* PROBLEM STATEMENT *
Check each line of the records below for the word "BLAS" and copy those where it appears.

┌──

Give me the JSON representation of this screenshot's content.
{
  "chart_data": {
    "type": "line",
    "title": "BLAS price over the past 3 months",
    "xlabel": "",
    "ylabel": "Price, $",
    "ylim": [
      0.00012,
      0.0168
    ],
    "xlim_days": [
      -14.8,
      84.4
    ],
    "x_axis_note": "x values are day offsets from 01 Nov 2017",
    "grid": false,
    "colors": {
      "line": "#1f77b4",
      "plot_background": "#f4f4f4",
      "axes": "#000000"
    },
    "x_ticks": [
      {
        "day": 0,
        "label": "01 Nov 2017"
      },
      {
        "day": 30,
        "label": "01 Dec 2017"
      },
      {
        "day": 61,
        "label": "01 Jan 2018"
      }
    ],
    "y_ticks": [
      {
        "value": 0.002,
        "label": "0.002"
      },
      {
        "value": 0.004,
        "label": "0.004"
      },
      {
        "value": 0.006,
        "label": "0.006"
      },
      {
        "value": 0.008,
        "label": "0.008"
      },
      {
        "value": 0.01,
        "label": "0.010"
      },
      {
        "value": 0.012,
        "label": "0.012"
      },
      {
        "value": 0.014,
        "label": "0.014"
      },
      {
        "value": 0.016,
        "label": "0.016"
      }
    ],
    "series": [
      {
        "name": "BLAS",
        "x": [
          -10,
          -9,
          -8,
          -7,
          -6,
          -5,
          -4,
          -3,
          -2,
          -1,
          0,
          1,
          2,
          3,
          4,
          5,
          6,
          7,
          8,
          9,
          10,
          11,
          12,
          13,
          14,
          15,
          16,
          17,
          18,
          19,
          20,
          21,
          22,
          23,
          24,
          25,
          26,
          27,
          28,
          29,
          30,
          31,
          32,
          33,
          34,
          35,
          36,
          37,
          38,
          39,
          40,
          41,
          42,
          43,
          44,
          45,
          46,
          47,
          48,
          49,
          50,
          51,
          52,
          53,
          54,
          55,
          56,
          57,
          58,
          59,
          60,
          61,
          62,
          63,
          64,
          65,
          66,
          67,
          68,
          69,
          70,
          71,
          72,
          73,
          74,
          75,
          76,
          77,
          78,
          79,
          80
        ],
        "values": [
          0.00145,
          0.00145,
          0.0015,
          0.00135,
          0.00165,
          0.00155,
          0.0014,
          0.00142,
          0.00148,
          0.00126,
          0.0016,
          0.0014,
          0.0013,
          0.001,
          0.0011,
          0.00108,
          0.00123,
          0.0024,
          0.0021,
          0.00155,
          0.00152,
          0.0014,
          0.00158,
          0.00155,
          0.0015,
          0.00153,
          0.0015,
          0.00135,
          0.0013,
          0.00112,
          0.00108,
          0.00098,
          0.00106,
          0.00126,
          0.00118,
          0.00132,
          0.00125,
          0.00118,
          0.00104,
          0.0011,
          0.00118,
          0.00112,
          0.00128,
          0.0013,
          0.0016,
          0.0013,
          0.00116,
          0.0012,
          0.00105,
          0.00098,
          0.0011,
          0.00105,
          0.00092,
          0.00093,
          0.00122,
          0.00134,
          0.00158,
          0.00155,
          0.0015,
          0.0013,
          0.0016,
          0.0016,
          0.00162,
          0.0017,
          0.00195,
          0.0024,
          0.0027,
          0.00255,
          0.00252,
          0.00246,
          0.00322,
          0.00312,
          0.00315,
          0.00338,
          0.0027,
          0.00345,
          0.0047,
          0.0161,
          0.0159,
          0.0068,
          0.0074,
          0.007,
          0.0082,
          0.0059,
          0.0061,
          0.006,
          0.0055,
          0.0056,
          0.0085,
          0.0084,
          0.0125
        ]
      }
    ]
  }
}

└──

* OUTPUT FOR THIS EXERCISE *
    "title": "BLAS price over the past 3 months",
        "name": "BLAS",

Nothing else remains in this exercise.